-- START PROVIDED RECORDS --
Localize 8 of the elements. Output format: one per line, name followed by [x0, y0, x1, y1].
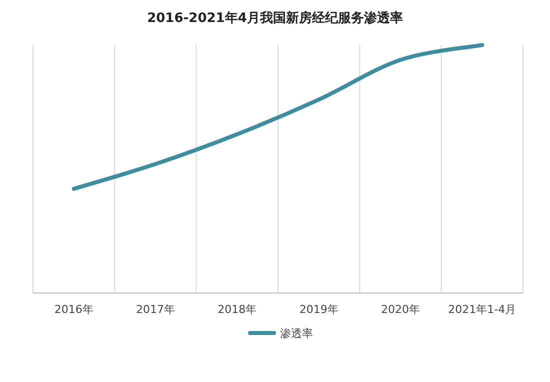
x-tick-label: 2021年1-4月 [448, 303, 516, 316]
x-tick-label: 2019年 [299, 303, 338, 316]
x-tick-label: 2016年 [54, 303, 94, 316]
x-tick-label: 2017年 [136, 303, 175, 316]
x-tick-label: 2018年 [218, 303, 257, 316]
chart-title: 2016-2021年4月我国新房经纪服务渗透率 [147, 10, 403, 26]
legend-label: 渗透率 [280, 327, 313, 340]
x-tick-label: 2020年 [381, 303, 420, 316]
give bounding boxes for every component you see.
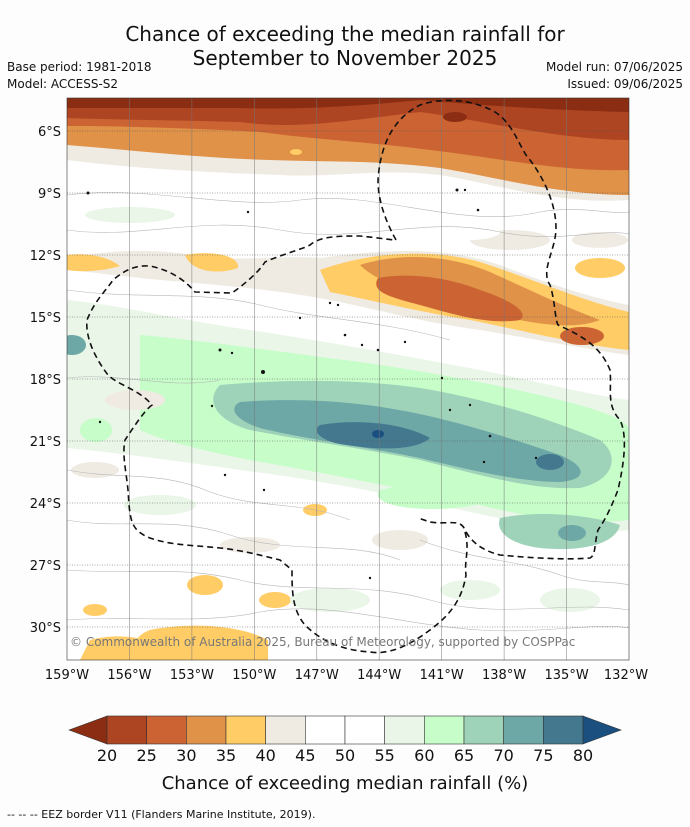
lon-tick: 156°W — [107, 668, 151, 683]
lon-tick: 135°W — [545, 668, 589, 683]
lon-tick: 144°W — [357, 668, 401, 683]
lat-tick: 24°S — [30, 497, 61, 512]
lat-tick: 15°S — [30, 311, 61, 326]
colorbar-tick: 25 — [136, 746, 156, 765]
colorbar-swatch — [543, 715, 584, 745]
lat-tick: 21°S — [30, 435, 61, 450]
colorbar-swatch — [424, 715, 465, 745]
eez-borders — [86, 99, 626, 654]
issued-date: Issued: 09/06/2025 — [567, 77, 683, 91]
colorbar-tick: 80 — [573, 746, 593, 765]
lon-axis: 159°W 156°W 153°W 150°W 147°W 144°W 141°… — [45, 668, 648, 683]
colorbar-tick: 65 — [454, 746, 474, 765]
colorbar-tick: 45 — [295, 746, 315, 765]
lon-tick: 132°W — [604, 668, 648, 683]
lat-tick: 9°S — [38, 187, 61, 202]
lat-tick: 6°S — [38, 125, 61, 140]
meta-right: Model run: 07/06/2025 Issued: 09/06/2025 — [546, 59, 683, 93]
colorbar-extend-low — [68, 715, 108, 745]
colorbar-tick: 35 — [216, 746, 236, 765]
colorbar-tick: 55 — [374, 746, 394, 765]
colorbar-swatch — [265, 715, 306, 745]
colorbar-swatch — [225, 715, 266, 745]
colorbar-tick: 20 — [97, 746, 117, 765]
lon-tick: 153°W — [170, 668, 214, 683]
lat-tick: 27°S — [30, 559, 61, 574]
colorbar-tick: 70 — [493, 746, 513, 765]
colorbar-swatch — [344, 715, 385, 745]
lat-tick: 30°S — [30, 621, 61, 636]
colorbar-swatch — [106, 715, 147, 745]
lon-tick: 141°W — [420, 668, 464, 683]
lon-tick: 147°W — [295, 668, 339, 683]
lon-tick: 159°W — [45, 668, 89, 683]
colorbar-swatch — [384, 715, 425, 745]
colorbar-tick: 50 — [335, 746, 355, 765]
islands — [86, 188, 538, 580]
meta-left: Base period: 1981-2018 Model: ACCESS-S2 — [7, 59, 152, 93]
colorbar-tick: 40 — [255, 746, 275, 765]
colorbar-tick: 60 — [414, 746, 434, 765]
lat-tick: 18°S — [30, 373, 61, 388]
lon-tick: 150°W — [232, 668, 276, 683]
colorbar-swatch — [186, 715, 227, 745]
map-title: Chance of exceeding the median rainfall … — [0, 22, 690, 70]
title-line-1: Chance of exceeding the median rainfall … — [125, 22, 565, 46]
colorbar-swatch — [146, 715, 187, 745]
lat-axis: 6°S 9°S 12°S 15°S 18°S 21°S 24°S 27°S 30… — [30, 125, 61, 636]
lat-tick: 12°S — [30, 249, 61, 264]
colorbar: 20 25 30 35 40 45 50 55 60 65 70 75 80 — [68, 715, 622, 765]
colorbar-swatch — [503, 715, 544, 745]
map-field — [67, 98, 629, 660]
copyright-text: © Commonwealth of Australia 2025, Bureau… — [70, 635, 575, 649]
base-period: Base period: 1981-2018 — [7, 60, 152, 74]
lon-tick: 138°W — [482, 668, 526, 683]
model-name: Model: ACCESS-S2 — [7, 77, 119, 91]
colorbar-tick: 30 — [176, 746, 196, 765]
colorbar-extend-high — [582, 715, 622, 745]
eez-footnote: -- -- -- EEZ border V11 (Flanders Marine… — [7, 808, 316, 821]
model-run: Model run: 07/06/2025 — [545, 60, 683, 74]
colorbar-swatch — [463, 715, 504, 745]
lat-gridlines — [67, 130, 629, 628]
title-line-2: September to November 2025 — [192, 46, 498, 70]
lon-gridlines — [129, 98, 567, 660]
colorbar-tick: 75 — [533, 746, 553, 765]
colorbar-swatch — [305, 715, 346, 745]
colorbar-label: Chance of exceeding median rainfall (%) — [161, 773, 529, 794]
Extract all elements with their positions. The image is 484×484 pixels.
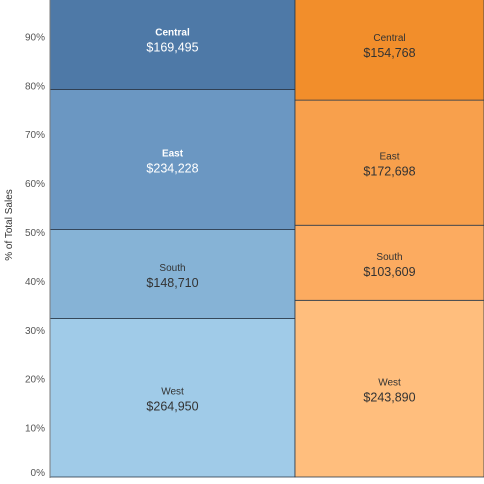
-- END PROVIDED RECORDS --
DIRECTION: Copy out all the records above word for word, leaving out the picture markers.

FINAL RESULT:
Localize 8 of the elements. Output format: one per line, name followed by [x0, y0, x1, y1].
x-tick-label: 2021年1-4月 [448, 303, 516, 316]
x-tick-label: 2019年 [299, 303, 338, 316]
x-tick-label: 2016年 [54, 303, 94, 316]
x-tick-label: 2017年 [136, 303, 175, 316]
x-tick-label: 2018年 [218, 303, 257, 316]
chart-title: 2016-2021年4月我国新房经纪服务渗透率 [147, 10, 403, 26]
legend-label: 渗透率 [280, 327, 313, 340]
x-tick-label: 2020年 [381, 303, 420, 316]
give bounding boxes for every component you see.
lon-tick: 156°W — [107, 668, 151, 683]
lon-tick: 135°W — [545, 668, 589, 683]
lon-tick: 144°W — [357, 668, 401, 683]
lat-tick: 24°S — [30, 497, 61, 512]
lat-tick: 15°S — [30, 311, 61, 326]
colorbar-tick: 25 — [136, 746, 156, 765]
colorbar-swatch — [543, 715, 584, 745]
lat-tick: 21°S — [30, 435, 61, 450]
colorbar-swatch — [424, 715, 465, 745]
eez-borders — [86, 99, 626, 654]
issued-date: Issued: 09/06/2025 — [567, 77, 683, 91]
colorbar-tick: 80 — [573, 746, 593, 765]
lon-axis: 159°W 156°W 153°W 150°W 147°W 144°W 141°… — [45, 668, 648, 683]
colorbar-tick: 65 — [454, 746, 474, 765]
colorbar-tick: 45 — [295, 746, 315, 765]
lon-tick: 132°W — [604, 668, 648, 683]
lat-tick: 9°S — [38, 187, 61, 202]
lat-tick: 6°S — [38, 125, 61, 140]
meta-right: Model run: 07/06/2025 Issued: 09/06/2025 — [546, 59, 683, 93]
colorbar-extend-low — [68, 715, 108, 745]
colorbar-tick: 35 — [216, 746, 236, 765]
colorbar-tick: 55 — [374, 746, 394, 765]
colorbar-swatch — [265, 715, 306, 745]
colorbar-swatch — [225, 715, 266, 745]
colorbar-tick: 20 — [97, 746, 117, 765]
lon-tick: 153°W — [170, 668, 214, 683]
lat-tick: 27°S — [30, 559, 61, 574]
colorbar-tick: 70 — [493, 746, 513, 765]
colorbar-swatch — [344, 715, 385, 745]
lat-tick: 30°S — [30, 621, 61, 636]
colorbar-swatch — [106, 715, 147, 745]
lon-tick: 141°W — [420, 668, 464, 683]
lon-tick: 147°W — [295, 668, 339, 683]
lon-tick: 159°W — [45, 668, 89, 683]
colorbar-swatch — [384, 715, 425, 745]
colorbar-tick: 50 — [335, 746, 355, 765]
islands — [86, 188, 538, 580]
meta-left: Base period: 1981-2018 Model: ACCESS-S2 — [7, 59, 152, 93]
colorbar-tick: 40 — [255, 746, 275, 765]
colorbar-tick: 60 — [414, 746, 434, 765]
lat-tick: 18°S — [30, 373, 61, 388]
lon-tick: 150°W — [232, 668, 276, 683]
colorbar-swatch — [186, 715, 227, 745]
map-title: Chance of exceeding the median rainfall … — [0, 22, 690, 70]
title-line-1: Chance of exceeding the median rainfall … — [125, 22, 565, 46]
colorbar-swatch — [146, 715, 187, 745]
lat-axis: 6°S 9°S 12°S 15°S 18°S 21°S 24°S 27°S 30… — [30, 125, 61, 636]
lat-tick: 12°S — [30, 249, 61, 264]
colorbar: 20 25 30 35 40 45 50 55 60 65 70 75 80 — [68, 715, 622, 765]
colorbar-swatch — [503, 715, 544, 745]
map-field — [67, 98, 629, 660]
copyright-text: © Commonwealth of Australia 2025, Bureau… — [70, 635, 575, 649]
base-period: Base period: 1981-2018 — [7, 60, 152, 74]
lon-tick: 138°W — [482, 668, 526, 683]
model-name: Model: ACCESS-S2 — [7, 77, 119, 91]
colorbar-tick: 30 — [176, 746, 196, 765]
colorbar-extend-high — [582, 715, 622, 745]
eez-footnote: -- -- -- EEZ border V11 (Flanders Marine… — [7, 808, 316, 821]
model-run: Model run: 07/06/2025 — [545, 60, 683, 74]
colorbar-swatch — [463, 715, 504, 745]
lat-gridlines — [67, 130, 629, 628]
title-line-2: September to November 2025 — [192, 46, 498, 70]
lon-gridlines — [129, 98, 567, 660]
colorbar-tick: 75 — [533, 746, 553, 765]
colorbar-swatch — [305, 715, 346, 745]
colorbar-label: Chance of exceeding median rainfall (%) — [161, 773, 529, 794]
Extract all elements with their positions. The image is 484×484 pixels.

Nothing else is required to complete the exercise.